Complete the following:
1. In the wireless display excerpt, why might two appearances of the phrase "one embodiment" not refer to the same embodiment? Answer in one to three sentences.
2. According to the wireless display excerpt, the method may increase the frame rate by what amount?
3. Please write the next few sentences of the wireless display excerpt, starting after its final paragraph.

Selected passage:
···

The following clauses and/or examples pertain to further embodiments:
One example embodiment may be a method comprising wirelessly receiving frames at a wireless display sink, decoding the frames, increasing the frame rate of the decoded frames, and using the increased frame rate to insert delayed frames. The method may include increasing the frame rate by an integral multiple of a host frame rate. The method may include inserting a number of delayed frames based on the increased sink frame rate, the size of the frames and the number of delayed frames. The method may include determining which frames to display using the increased frame rate based on a frame time index of frames available for display. The method may include creating as uniform a spacing in time as made possible by the increased frame rate. The method may include using statistics to decide which frames to display to keep a smooth temporal flow. The method may include using statistics including using motion and spatial detail statistics. The method may include obtaining statistics from a compressed frame stream including the frames. The method may include inferring the statistics independently of a compressed frame stream including the frames.
Another example embodiment may be one or more non-transitory computer readable media storing instructions to perform a sequence comprising wirelessly receiving frames at a wireless display sink, decoding the frames, increasing the frame rate of the decoded frames, and using the increased frame rate to insert delayed frames. The media may further store instructions to perform a sequence including increasing the frame rate by an integral multiple of a host frame rate. The media may further store instructions to perform a sequence including inserting a number of delayed frames based on the increased sink frame rate, the size of the frames and the number of delayed frames. The media may further store instructions to perform a sequence including determining which frames to display using the increased frame rate based on a frame time index of frames available for display. The media may further store instructions to perform a sequence including creating as uniform a spacing in time as made possible by the increased frame rate. The media may further store instructions to perform a sequence including using statistics to decide which frames to display to keep a smooth temporal flow. The media may further store instructions to perform a sequence including wherein using statistics including using motion and spatial detail statistics. The media may further store instructions to perform a sequence including obtaining statistics from a compressed frame stream including the frames. The media may further store instructions to perform a sequence including inferring the statistics independently of a compressed frame stream including the frames.
In another example embodiment an apparatus comprising a processor to provide wirelessly receiving frames at a wireless display sink, decode the frames, increase the frame rate of the decoded frames and use the increased frame rate to insert delayed frames, and a memory coupled to said processor. The apparatus may include said processor to increase the frame rate by an integral multiple of a host frame rate. The apparatus may include said processor to insert a number of delayed frames based on the increased sink frame rate, the size of the frames and the number of delayed frames. The apparatus may include said processor to determine which frames to display using the increased frame rate based on a frame time index of frames available for display. The apparatus may include said processor to create as uniform a spacing in time as made possible by the increased frame rate. The apparatus may include said processor to use statistics to decide which frames to display to keep a smooth temporal flow. The apparatus may include wherein said processor to use statistics including using motion and spatial detail statistics. The apparatus may include said processor to obtain statistics from a compressed frame stream including the frames. The apparatus may include said processor to infer the statistics independently of a compressed frame stream including the frames. The apparatus may include a transceiver and an antenna
References throughout this specification to “one embodiment” or “an embodiment” mean that a particular feature, structure, or characteristic described in connection with the embodiment is included in at least one implementation encompassed within the present disclosure. Thus, appearances of the phrase “one embodiment” or “in an embodiment” are not necessarily referring to the same embodiment. Furthermore, the particular features, structures, or characteristics may be instituted in other suitable forms other than the particular embodiment illustrated and all such forms may be encompassed within the claims of the present application.

···

Material provided:
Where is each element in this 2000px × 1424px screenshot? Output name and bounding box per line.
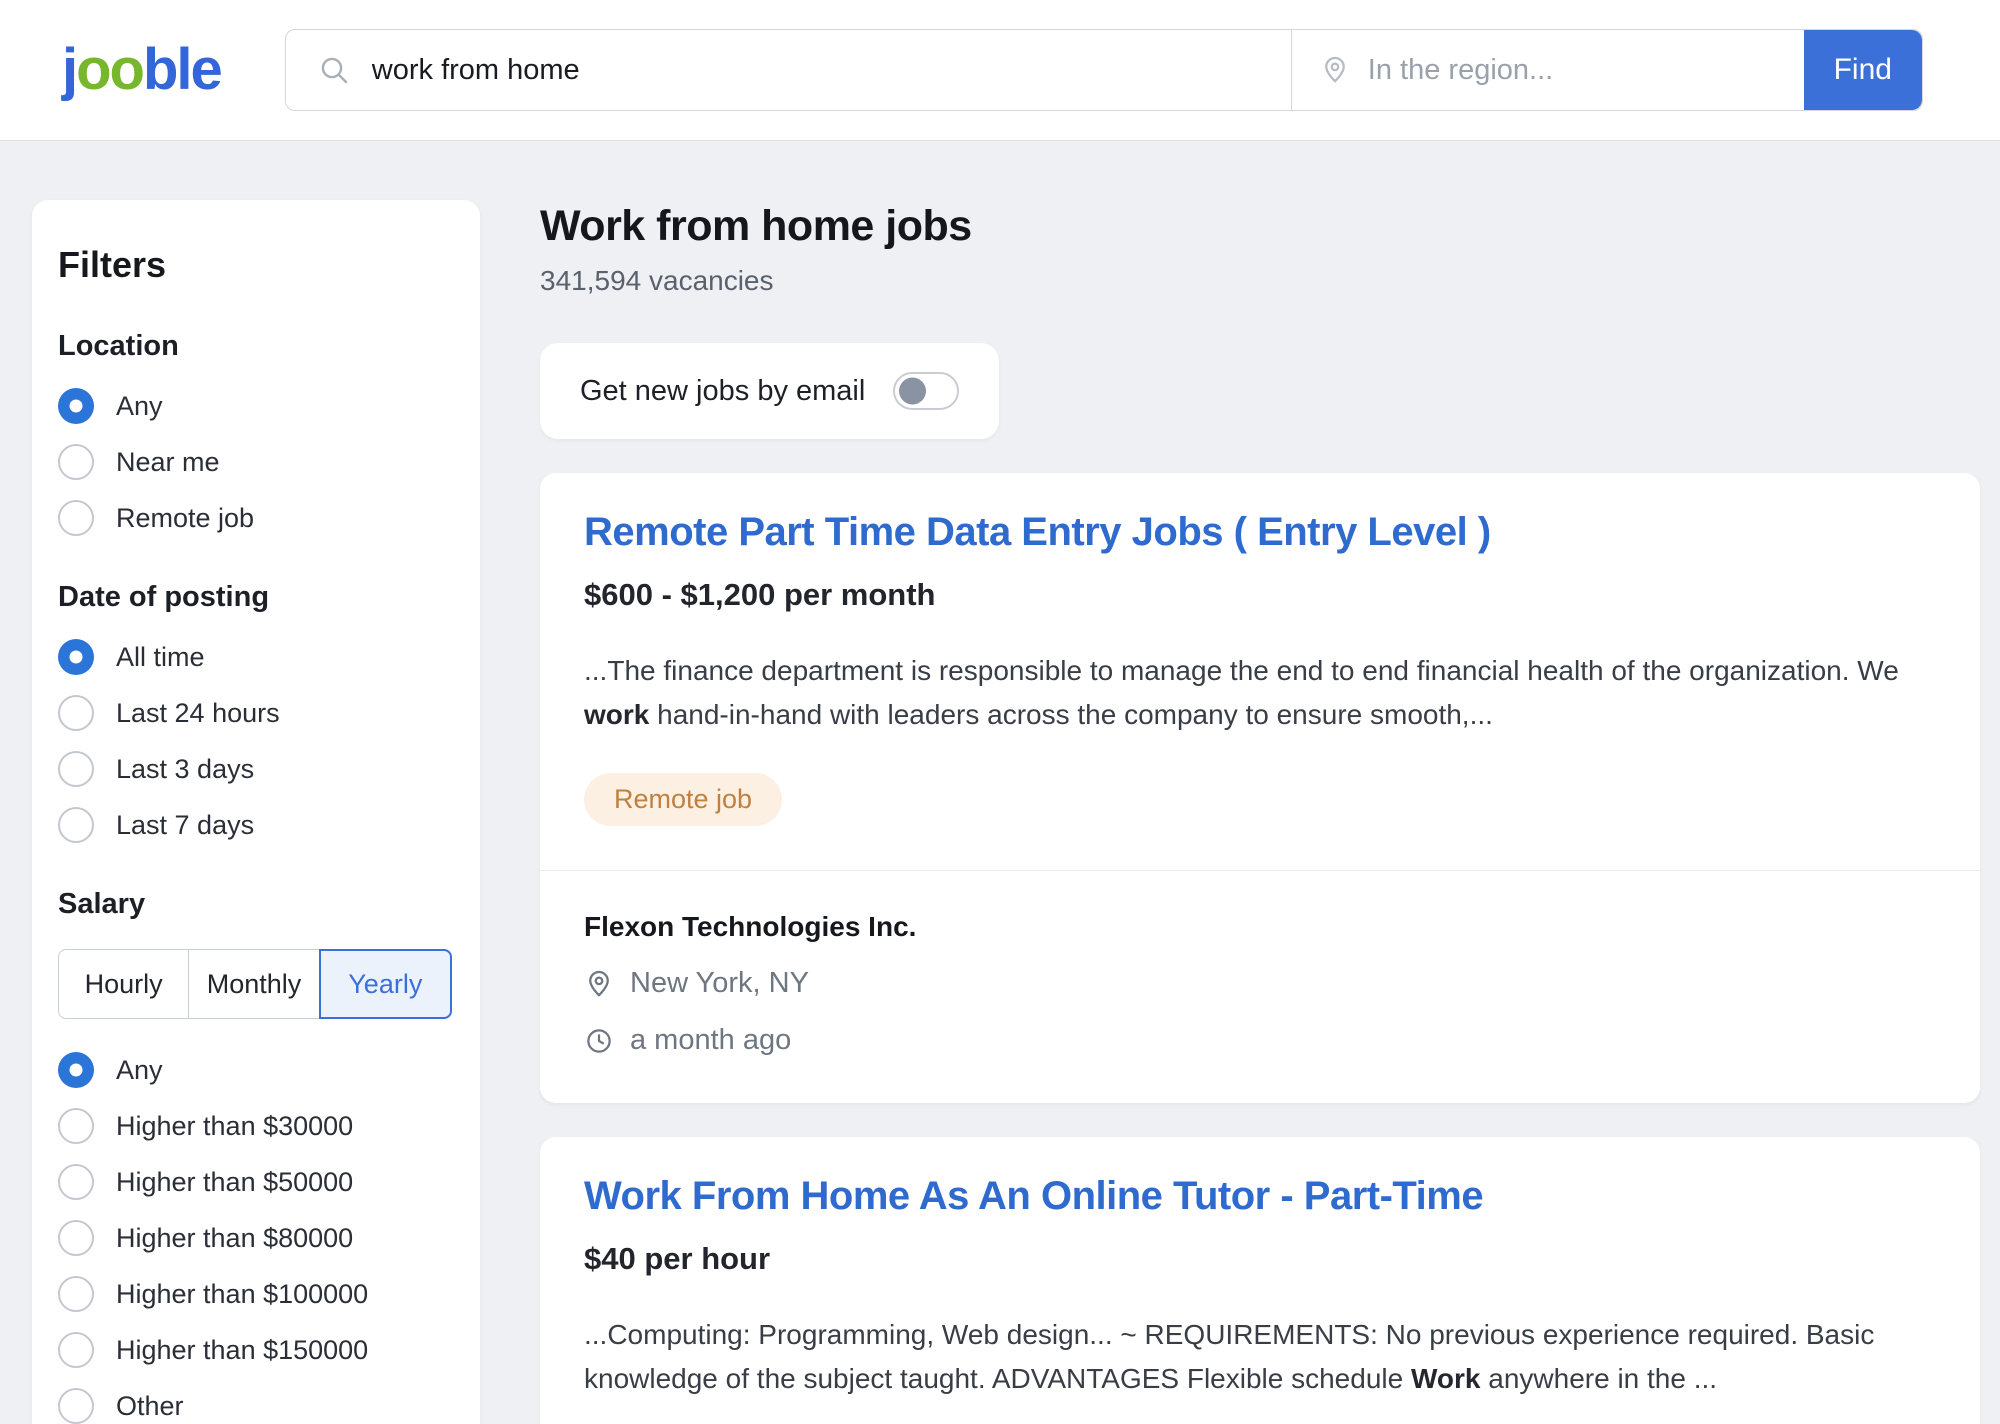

···

Answers per task:
1. The phrase only means that a particular feature, structure, or characteristic is included in at least one implementation within the disclosure. It does not tie every appearance of the phrase to a single embodiment.

2. By an integral multiple of a host frame rate.

3.
While a limited number of embodiments have been described, those skilled in the art will appreciate numerous modifications and variations therefrom. It is intended that the appended claims cover all such modifications and variations as fall within the true spirit and scope of this disclosure.

Claims

What is claimed is:

1. A method comprising:

wirelessly receiving frames at a wireless display sink;

decoding the frames;

increasing the frame rate of the decoded frames; and

using the increased frame rate to insert delayed frames.

2. The method of claim 1 including increasing the frame rate by an integral multiple of a host frame rate.

3. The method of claim 1 including inserting a number of delayed frames based on the increased sink frame rate, the size of the frames and the number of delayed frames.

4. The method of claim 1 including determining which frames to display using the increased frame rate based on a frame time index of frames available for display.

5. The method of claim 4 including creating as uniform a spacing in time as made possible by the increased frame rate.

6. The method of claim 1 including using statistics to decide which frames to display to keep a smooth temporal flow.

7. The method of claim 6 wherein using statistics including using motion and spatial detail statistics.

8. The method of claim 7 including obtaining statistics from a compressed frame stream including the frames.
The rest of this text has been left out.